_STATED GOAL_: Check each line of the records below for the word "maximize" and copy those where it appears.

Collected data
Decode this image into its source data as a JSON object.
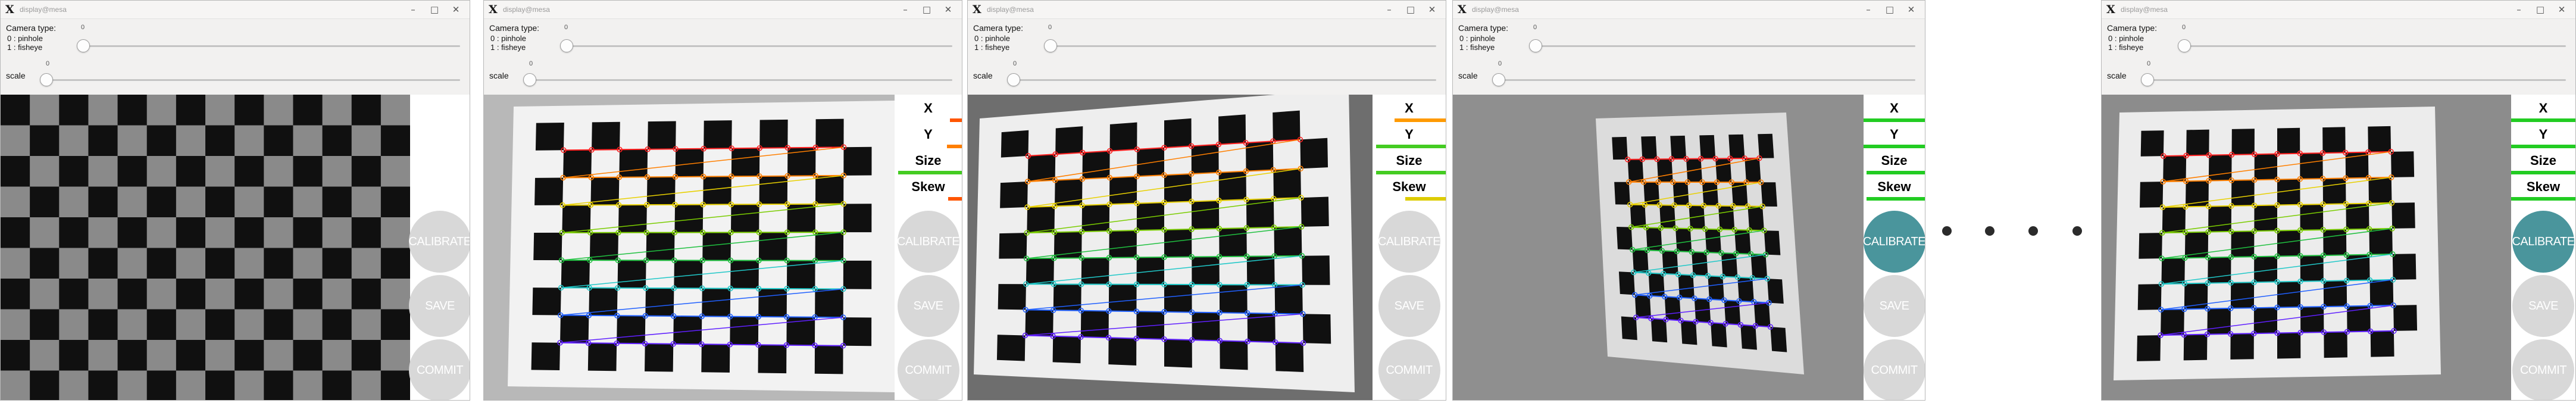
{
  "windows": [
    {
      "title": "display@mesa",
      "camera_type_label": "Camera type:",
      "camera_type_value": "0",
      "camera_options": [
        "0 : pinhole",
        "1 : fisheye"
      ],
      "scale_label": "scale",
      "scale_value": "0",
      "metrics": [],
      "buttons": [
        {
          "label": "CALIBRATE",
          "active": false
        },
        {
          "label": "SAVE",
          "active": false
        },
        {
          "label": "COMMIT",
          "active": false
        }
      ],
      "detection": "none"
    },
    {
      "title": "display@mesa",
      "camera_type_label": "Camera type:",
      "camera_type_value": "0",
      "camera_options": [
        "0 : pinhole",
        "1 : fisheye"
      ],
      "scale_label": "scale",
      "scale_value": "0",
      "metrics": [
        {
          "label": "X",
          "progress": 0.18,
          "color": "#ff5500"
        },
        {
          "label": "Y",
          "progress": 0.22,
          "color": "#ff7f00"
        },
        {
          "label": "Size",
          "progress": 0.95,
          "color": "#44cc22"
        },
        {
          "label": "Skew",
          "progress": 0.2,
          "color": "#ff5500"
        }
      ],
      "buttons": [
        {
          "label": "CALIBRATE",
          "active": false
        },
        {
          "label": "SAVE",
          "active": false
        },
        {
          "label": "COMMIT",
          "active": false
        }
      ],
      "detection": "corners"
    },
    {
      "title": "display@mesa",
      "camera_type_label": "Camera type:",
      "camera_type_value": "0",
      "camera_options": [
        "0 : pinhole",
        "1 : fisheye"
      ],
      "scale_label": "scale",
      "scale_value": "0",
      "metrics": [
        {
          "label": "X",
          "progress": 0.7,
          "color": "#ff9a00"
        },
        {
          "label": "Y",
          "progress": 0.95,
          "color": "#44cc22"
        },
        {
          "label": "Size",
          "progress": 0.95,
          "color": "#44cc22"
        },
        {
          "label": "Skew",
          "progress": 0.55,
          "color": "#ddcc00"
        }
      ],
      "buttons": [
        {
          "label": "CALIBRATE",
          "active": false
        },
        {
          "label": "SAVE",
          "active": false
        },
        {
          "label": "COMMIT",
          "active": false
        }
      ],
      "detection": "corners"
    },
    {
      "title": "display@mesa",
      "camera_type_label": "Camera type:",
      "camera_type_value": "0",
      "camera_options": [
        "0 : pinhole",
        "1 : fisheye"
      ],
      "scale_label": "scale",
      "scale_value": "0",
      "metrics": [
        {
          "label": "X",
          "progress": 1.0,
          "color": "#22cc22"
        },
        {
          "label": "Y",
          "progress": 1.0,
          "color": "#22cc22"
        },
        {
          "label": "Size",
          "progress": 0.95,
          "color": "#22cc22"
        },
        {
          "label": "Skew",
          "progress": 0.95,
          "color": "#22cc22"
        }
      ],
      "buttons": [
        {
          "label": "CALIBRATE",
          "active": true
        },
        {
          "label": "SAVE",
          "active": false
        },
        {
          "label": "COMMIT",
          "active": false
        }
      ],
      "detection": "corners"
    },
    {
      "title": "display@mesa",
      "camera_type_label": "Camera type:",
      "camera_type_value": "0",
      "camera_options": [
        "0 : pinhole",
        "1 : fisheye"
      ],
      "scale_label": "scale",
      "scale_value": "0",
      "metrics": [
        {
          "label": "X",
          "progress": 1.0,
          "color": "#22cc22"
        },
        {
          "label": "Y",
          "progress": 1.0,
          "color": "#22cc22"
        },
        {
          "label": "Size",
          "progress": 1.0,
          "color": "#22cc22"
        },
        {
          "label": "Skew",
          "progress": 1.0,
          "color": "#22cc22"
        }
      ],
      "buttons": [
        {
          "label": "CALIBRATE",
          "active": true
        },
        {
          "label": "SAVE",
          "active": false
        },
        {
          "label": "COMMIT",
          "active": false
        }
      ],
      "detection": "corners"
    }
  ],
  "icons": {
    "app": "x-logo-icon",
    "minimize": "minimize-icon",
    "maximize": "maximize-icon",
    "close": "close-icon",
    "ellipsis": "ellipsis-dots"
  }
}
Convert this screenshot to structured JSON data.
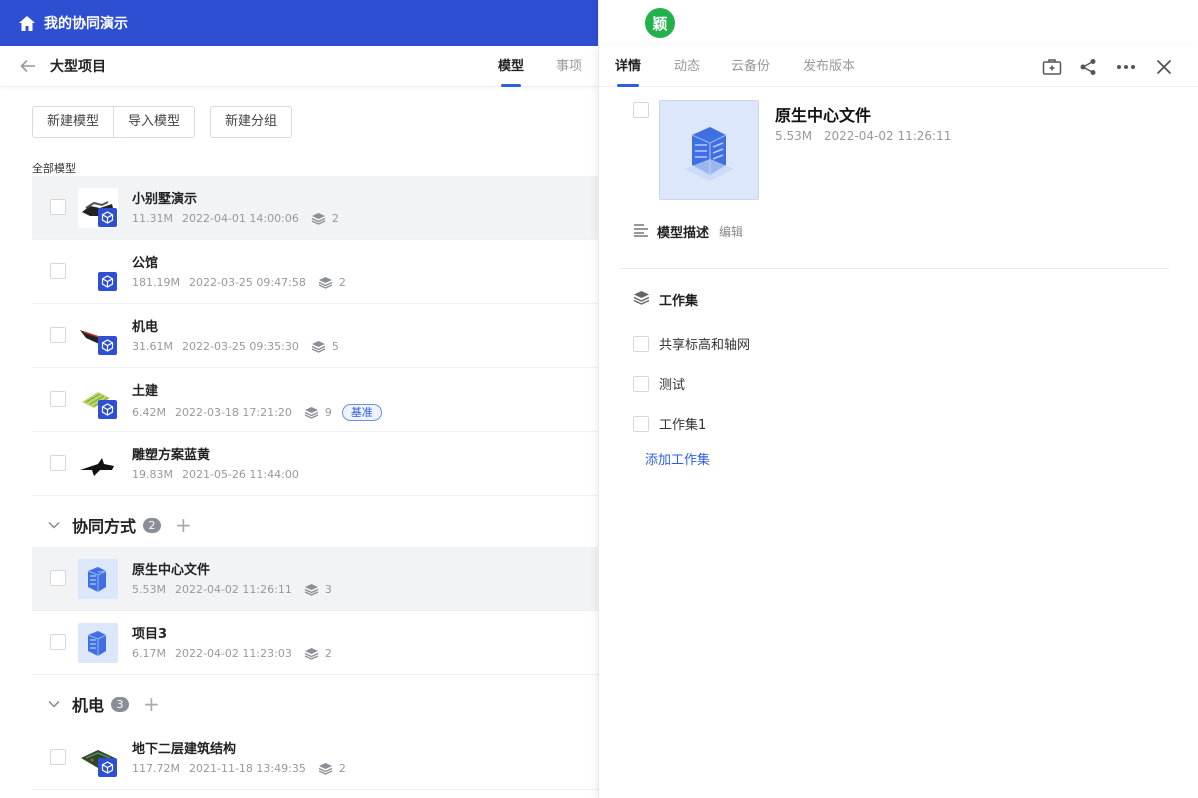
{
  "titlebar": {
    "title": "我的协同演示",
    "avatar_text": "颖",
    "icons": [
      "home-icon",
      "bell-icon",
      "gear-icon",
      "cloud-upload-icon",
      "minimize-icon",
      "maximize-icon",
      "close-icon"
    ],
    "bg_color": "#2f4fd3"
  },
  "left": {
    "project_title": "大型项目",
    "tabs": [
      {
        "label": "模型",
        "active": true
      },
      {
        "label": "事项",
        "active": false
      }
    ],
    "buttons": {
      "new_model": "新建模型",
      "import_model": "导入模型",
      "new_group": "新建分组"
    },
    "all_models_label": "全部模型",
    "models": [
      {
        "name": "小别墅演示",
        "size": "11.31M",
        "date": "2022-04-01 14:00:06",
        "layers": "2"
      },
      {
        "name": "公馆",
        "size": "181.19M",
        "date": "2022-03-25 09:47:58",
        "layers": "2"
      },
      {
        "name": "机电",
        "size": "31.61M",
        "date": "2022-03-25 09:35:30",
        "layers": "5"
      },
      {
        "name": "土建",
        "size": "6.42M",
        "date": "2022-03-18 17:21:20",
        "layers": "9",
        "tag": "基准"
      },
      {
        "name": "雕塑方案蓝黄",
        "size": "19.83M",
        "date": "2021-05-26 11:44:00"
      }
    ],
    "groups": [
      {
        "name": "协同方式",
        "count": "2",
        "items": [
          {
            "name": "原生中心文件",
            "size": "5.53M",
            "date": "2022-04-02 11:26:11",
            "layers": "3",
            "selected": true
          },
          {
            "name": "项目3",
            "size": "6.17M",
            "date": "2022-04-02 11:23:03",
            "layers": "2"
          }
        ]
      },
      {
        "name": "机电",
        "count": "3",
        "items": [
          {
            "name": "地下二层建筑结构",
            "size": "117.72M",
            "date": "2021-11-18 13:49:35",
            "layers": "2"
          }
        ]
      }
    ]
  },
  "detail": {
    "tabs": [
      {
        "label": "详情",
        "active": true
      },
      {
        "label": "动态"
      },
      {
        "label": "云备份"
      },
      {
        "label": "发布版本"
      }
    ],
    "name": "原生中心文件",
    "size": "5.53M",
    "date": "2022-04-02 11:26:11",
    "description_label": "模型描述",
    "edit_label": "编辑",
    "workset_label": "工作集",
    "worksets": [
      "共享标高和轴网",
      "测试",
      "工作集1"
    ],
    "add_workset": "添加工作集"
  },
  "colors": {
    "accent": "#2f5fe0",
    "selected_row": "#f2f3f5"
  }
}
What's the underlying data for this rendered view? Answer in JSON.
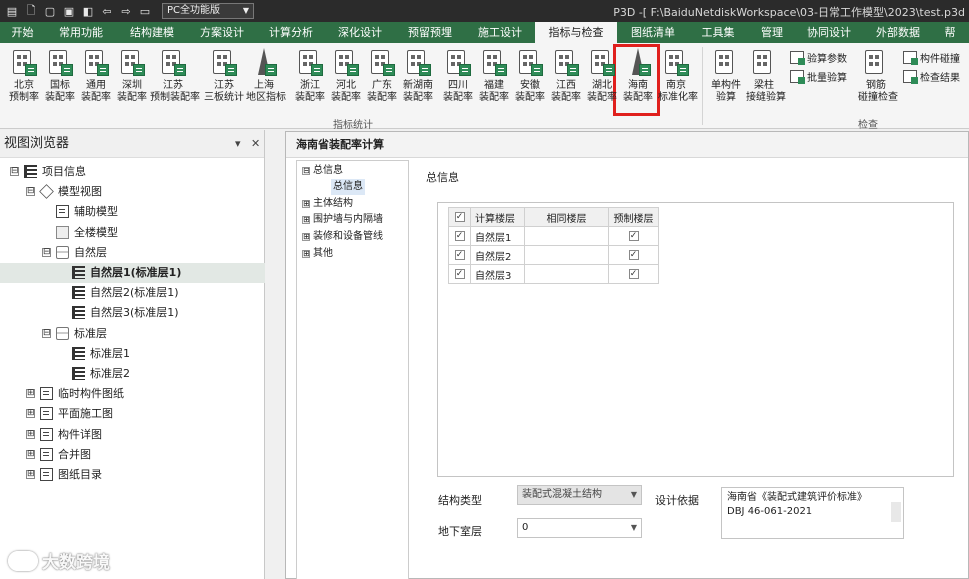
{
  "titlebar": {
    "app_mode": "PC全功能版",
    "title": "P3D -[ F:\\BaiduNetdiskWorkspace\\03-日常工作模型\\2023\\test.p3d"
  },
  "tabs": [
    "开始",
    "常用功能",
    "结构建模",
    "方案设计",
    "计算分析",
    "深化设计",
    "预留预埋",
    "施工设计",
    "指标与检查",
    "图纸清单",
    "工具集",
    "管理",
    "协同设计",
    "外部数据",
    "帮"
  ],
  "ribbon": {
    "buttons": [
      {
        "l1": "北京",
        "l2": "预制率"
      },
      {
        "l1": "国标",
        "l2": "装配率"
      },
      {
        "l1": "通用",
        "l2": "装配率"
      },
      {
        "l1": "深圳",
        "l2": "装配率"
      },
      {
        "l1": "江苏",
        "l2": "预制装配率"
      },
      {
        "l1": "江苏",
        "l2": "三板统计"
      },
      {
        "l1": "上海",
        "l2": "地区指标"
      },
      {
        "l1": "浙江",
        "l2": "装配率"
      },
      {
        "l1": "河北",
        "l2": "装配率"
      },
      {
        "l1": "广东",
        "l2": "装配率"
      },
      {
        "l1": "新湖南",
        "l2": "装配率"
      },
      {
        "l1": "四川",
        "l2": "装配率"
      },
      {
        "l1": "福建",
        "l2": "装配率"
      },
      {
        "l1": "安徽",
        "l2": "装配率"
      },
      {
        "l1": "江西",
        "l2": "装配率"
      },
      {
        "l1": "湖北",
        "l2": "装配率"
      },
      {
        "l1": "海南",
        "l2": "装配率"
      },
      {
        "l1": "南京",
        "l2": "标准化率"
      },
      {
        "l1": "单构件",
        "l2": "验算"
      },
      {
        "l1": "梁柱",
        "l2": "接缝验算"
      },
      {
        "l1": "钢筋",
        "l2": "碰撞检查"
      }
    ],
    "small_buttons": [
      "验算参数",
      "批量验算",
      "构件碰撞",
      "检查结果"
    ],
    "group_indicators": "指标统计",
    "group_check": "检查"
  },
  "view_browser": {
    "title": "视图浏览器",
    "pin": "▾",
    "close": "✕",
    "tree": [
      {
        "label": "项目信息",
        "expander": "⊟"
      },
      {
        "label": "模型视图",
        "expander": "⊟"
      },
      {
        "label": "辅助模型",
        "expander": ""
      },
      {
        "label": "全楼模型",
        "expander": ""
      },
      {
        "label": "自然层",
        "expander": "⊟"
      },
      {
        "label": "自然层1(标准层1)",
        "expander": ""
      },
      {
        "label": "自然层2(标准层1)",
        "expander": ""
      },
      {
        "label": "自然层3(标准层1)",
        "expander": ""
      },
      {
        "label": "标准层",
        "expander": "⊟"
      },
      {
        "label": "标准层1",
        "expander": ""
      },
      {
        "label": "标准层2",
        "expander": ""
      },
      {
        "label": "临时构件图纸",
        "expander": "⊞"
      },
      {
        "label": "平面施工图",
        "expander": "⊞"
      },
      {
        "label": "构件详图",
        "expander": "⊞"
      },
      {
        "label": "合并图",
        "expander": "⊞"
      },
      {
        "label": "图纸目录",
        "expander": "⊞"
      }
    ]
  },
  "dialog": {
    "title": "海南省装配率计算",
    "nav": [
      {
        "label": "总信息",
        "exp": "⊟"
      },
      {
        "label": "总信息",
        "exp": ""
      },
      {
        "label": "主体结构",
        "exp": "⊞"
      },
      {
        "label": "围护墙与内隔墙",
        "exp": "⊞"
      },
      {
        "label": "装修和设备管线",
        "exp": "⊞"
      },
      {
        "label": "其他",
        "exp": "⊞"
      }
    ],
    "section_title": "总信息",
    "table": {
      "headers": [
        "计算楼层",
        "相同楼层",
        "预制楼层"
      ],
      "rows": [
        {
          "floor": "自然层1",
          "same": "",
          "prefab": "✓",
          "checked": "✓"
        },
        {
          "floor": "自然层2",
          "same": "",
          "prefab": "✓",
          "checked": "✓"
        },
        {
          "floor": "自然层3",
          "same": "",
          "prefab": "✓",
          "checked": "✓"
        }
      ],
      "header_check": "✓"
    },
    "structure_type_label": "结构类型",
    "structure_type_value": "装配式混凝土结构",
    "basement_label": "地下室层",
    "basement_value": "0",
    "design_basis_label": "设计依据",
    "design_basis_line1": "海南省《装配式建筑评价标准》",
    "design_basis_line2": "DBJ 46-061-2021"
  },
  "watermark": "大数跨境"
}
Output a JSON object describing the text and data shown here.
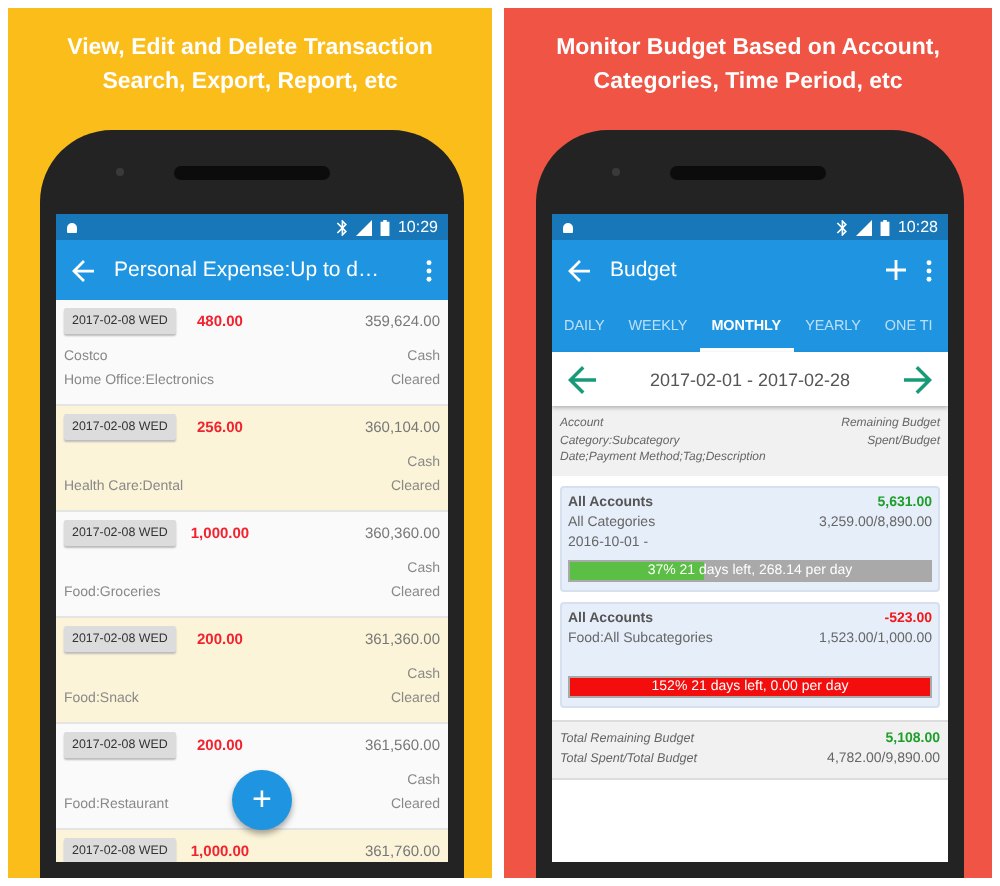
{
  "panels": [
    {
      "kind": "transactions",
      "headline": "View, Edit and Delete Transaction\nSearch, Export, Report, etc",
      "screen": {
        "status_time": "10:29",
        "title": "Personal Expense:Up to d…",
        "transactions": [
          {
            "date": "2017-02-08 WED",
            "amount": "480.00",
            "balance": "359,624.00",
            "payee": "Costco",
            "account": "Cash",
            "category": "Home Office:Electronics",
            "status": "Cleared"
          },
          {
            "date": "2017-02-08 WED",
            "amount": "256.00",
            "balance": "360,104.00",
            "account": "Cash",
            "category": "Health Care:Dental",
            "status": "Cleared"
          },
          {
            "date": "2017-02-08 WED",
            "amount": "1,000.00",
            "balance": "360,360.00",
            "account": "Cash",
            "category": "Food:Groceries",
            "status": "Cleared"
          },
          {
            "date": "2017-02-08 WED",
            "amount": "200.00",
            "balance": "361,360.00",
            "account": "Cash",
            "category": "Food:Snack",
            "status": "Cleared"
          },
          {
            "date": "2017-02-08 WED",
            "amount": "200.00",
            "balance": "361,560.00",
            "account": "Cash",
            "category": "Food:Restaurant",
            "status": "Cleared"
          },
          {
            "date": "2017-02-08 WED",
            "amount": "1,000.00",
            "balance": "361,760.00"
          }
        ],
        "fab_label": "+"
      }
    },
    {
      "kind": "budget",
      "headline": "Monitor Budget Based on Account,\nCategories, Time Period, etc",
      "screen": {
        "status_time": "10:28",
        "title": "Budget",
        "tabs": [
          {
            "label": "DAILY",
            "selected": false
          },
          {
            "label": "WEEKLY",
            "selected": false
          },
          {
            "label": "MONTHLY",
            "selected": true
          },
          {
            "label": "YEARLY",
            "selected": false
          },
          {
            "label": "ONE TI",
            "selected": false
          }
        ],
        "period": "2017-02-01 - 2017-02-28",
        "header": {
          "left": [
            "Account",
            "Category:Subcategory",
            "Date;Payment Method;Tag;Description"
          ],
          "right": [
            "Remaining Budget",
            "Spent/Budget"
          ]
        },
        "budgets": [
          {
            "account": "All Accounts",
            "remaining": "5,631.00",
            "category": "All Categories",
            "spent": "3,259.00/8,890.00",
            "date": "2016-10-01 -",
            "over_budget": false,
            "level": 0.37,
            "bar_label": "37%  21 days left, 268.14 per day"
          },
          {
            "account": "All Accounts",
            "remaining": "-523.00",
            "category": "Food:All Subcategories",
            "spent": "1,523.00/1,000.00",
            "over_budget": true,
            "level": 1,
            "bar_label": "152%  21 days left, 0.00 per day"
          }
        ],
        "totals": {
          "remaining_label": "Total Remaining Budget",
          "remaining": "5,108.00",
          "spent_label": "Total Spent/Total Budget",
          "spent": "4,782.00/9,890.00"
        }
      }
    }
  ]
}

_TASK SOLUTION_:
    "maximize": "maximize-icon",
      "maximize-icon",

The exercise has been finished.